-- Given request --
Copy out each line of the material below that holds the string "True".

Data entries
──────────

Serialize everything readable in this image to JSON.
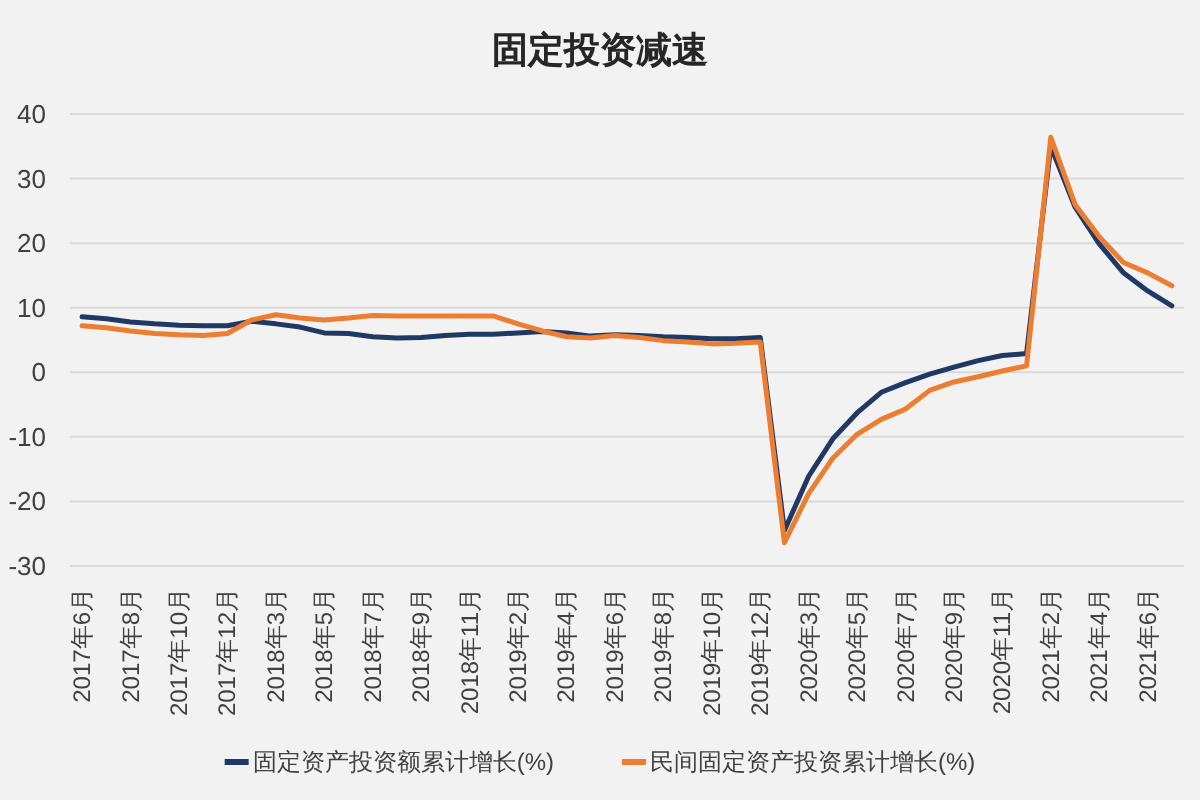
{
  "chart_data": {
    "type": "line",
    "title": "固定投资减速",
    "categories": [
      "2017年6月",
      null,
      "2017年8月",
      null,
      "2017年10月",
      null,
      "2017年12月",
      null,
      "2018年3月",
      null,
      "2018年5月",
      null,
      "2018年7月",
      null,
      "2018年9月",
      null,
      "2018年11月",
      null,
      "2019年2月",
      null,
      "2019年4月",
      null,
      "2019年6月",
      null,
      "2019年8月",
      null,
      "2019年10月",
      null,
      "2019年12月",
      null,
      "2020年3月",
      null,
      "2020年5月",
      null,
      "2020年7月",
      null,
      "2020年9月",
      null,
      "2020年11月",
      null,
      "2021年2月",
      null,
      "2021年4月",
      null,
      "2021年6月",
      null
    ],
    "series": [
      {
        "name": "固定资产投资额累计增长(%)",
        "color": "#203864",
        "values": [
          8.6,
          8.3,
          7.8,
          7.5,
          7.3,
          7.2,
          7.2,
          7.9,
          7.5,
          7.0,
          6.1,
          6.0,
          5.5,
          5.3,
          5.4,
          5.7,
          5.9,
          5.9,
          6.1,
          6.3,
          6.1,
          5.6,
          5.8,
          5.7,
          5.5,
          5.4,
          5.2,
          5.2,
          5.4,
          -24.5,
          -16.1,
          -10.3,
          -6.3,
          -3.1,
          -1.6,
          -0.3,
          0.8,
          1.8,
          2.6,
          2.9,
          35.0,
          25.6,
          19.9,
          15.4,
          12.6,
          10.3
        ]
      },
      {
        "name": "民间固定资产投资累计增长(%)",
        "color": "#ed7d31",
        "values": [
          7.2,
          6.9,
          6.4,
          6.0,
          5.8,
          5.7,
          6.0,
          8.1,
          8.9,
          8.4,
          8.1,
          8.4,
          8.8,
          8.7,
          8.7,
          8.7,
          8.7,
          8.7,
          7.5,
          6.4,
          5.5,
          5.3,
          5.7,
          5.4,
          4.9,
          4.7,
          4.4,
          4.5,
          4.7,
          -26.4,
          -18.8,
          -13.3,
          -9.6,
          -7.3,
          -5.7,
          -2.8,
          -1.5,
          -0.7,
          0.2,
          1.0,
          36.4,
          26.0,
          21.0,
          17.0,
          15.4,
          13.4
        ]
      }
    ],
    "ylim": [
      -30,
      40
    ],
    "yticks": [
      -30,
      -20,
      -10,
      0,
      10,
      20,
      30,
      40
    ],
    "grid": "y",
    "legend": "bottom"
  }
}
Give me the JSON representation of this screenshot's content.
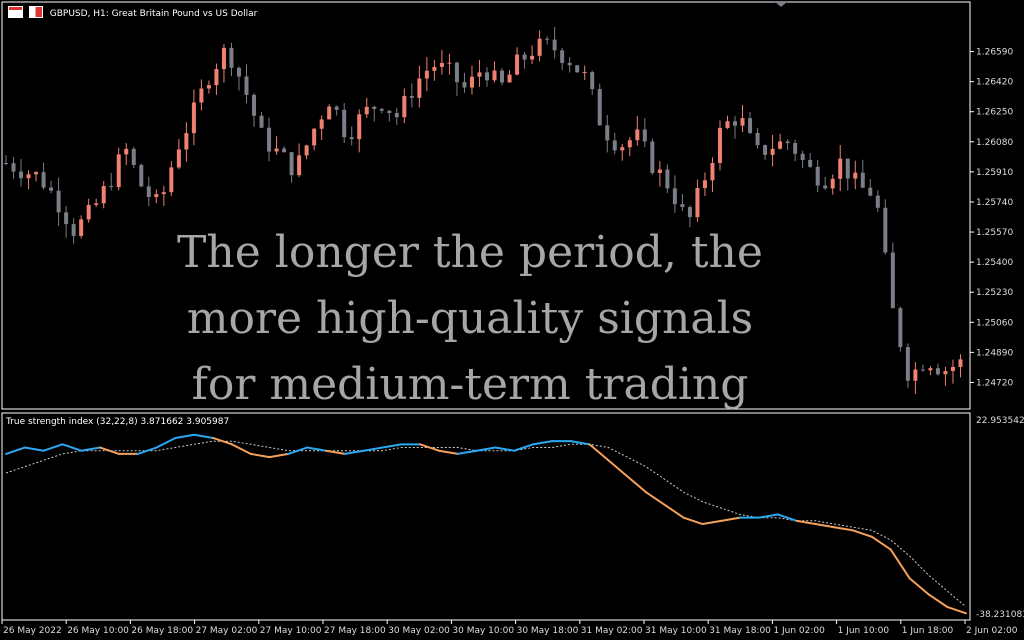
{
  "header": {
    "symbol_title": "GBPUSD, H1:  Great Britain Pound vs US Dollar",
    "indicator_title": "True strength index (32,22,8) 3.871662 3.905987"
  },
  "overlay_lines": [
    "The longer the period, the",
    "more high-quality signals",
    "for medium-term trading"
  ],
  "colors": {
    "bull": "#f08070",
    "bear": "#7a7e86",
    "tsi_up": "#2aa8f2",
    "tsi_down": "#f5a05a",
    "signal": "#cccccc",
    "grid": "#ffffff"
  },
  "chart_data": [
    {
      "type": "candlestick",
      "y_ticks": [
        1.2659,
        1.2642,
        1.2625,
        1.2608,
        1.2591,
        1.2574,
        1.2557,
        1.254,
        1.2523,
        1.2506,
        1.2489,
        1.2472
      ],
      "y_tick_labels": [
        "1.26590",
        "1.26420",
        "1.26250",
        "1.26080",
        "1.25910",
        "1.25740",
        "1.25570",
        "1.25400",
        "1.25230",
        "1.25060",
        "1.24890",
        "1.24720"
      ],
      "ylim": [
        1.2457,
        1.2687
      ],
      "x_labels": [
        "26 May 2022",
        "26 May 10:00",
        "26 May 18:00",
        "27 May 02:00",
        "27 May 10:00",
        "27 May 18:00",
        "30 May 02:00",
        "30 May 10:00",
        "30 May 18:00",
        "31 May 02:00",
        "31 May 10:00",
        "31 May 18:00",
        "1 Jun 02:00",
        "1 Jun 10:00",
        "1 Jun 18:00",
        "2 Jun 02:00"
      ],
      "close_path": [
        1.2596,
        1.2592,
        1.2588,
        1.2575,
        1.2558,
        1.2568,
        1.2584,
        1.2604,
        1.2582,
        1.2571,
        1.2604,
        1.2624,
        1.2648,
        1.2661,
        1.2638,
        1.2611,
        1.2601,
        1.2592,
        1.2614,
        1.2633,
        1.2612,
        1.2624,
        1.2631,
        1.2622,
        1.2641,
        1.2652,
        1.2647,
        1.2637,
        1.2651,
        1.2638,
        1.2652,
        1.2661,
        1.2662,
        1.2655,
        1.2644,
        1.2616,
        1.2606,
        1.2611,
        1.2594,
        1.2582,
        1.2561,
        1.2588,
        1.2616,
        1.2623,
        1.2601,
        1.2606,
        1.2608,
        1.2593,
        1.2587,
        1.2597,
        1.2582,
        1.2579,
        1.2513,
        1.2475,
        1.2486,
        1.2479,
        1.2483
      ]
    },
    {
      "type": "line",
      "name": "True strength index (32,22,8)",
      "value": 3.871662,
      "signal_value": 3.905987,
      "ylim": [
        -38.231083,
        22.953542
      ],
      "y_tick_labels": [
        "22.953542",
        "-38.231083"
      ],
      "tsi_path": [
        12,
        14,
        13,
        15,
        13,
        14,
        12,
        12,
        14,
        17,
        18,
        17,
        15,
        12,
        11,
        12,
        14,
        13,
        12,
        13,
        14,
        15,
        15,
        13,
        12,
        13,
        14,
        13,
        15,
        16,
        16,
        15,
        10,
        5,
        0,
        -4,
        -8,
        -10,
        -9,
        -8,
        -8,
        -7,
        -9,
        -10,
        -11,
        -12,
        -14,
        -18,
        -27,
        -32,
        -36,
        -38
      ],
      "signal_path": [
        6,
        8,
        10,
        12,
        13,
        13,
        13,
        13,
        13,
        14,
        15,
        16,
        16,
        15,
        14,
        13,
        13,
        13,
        13,
        13,
        13,
        14,
        14,
        14,
        14,
        13,
        13,
        13,
        14,
        14,
        15,
        15,
        14,
        11,
        8,
        4,
        0,
        -3,
        -5,
        -7,
        -8,
        -8,
        -9,
        -9,
        -10,
        -11,
        -12,
        -15,
        -20,
        -26,
        -31,
        -36
      ]
    }
  ]
}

──────────

-- Exercise result --
    "indicator_title": "True strength index (32,22,8) 3.871662 3.905987"
      "name": "True strength index (32,22,8)",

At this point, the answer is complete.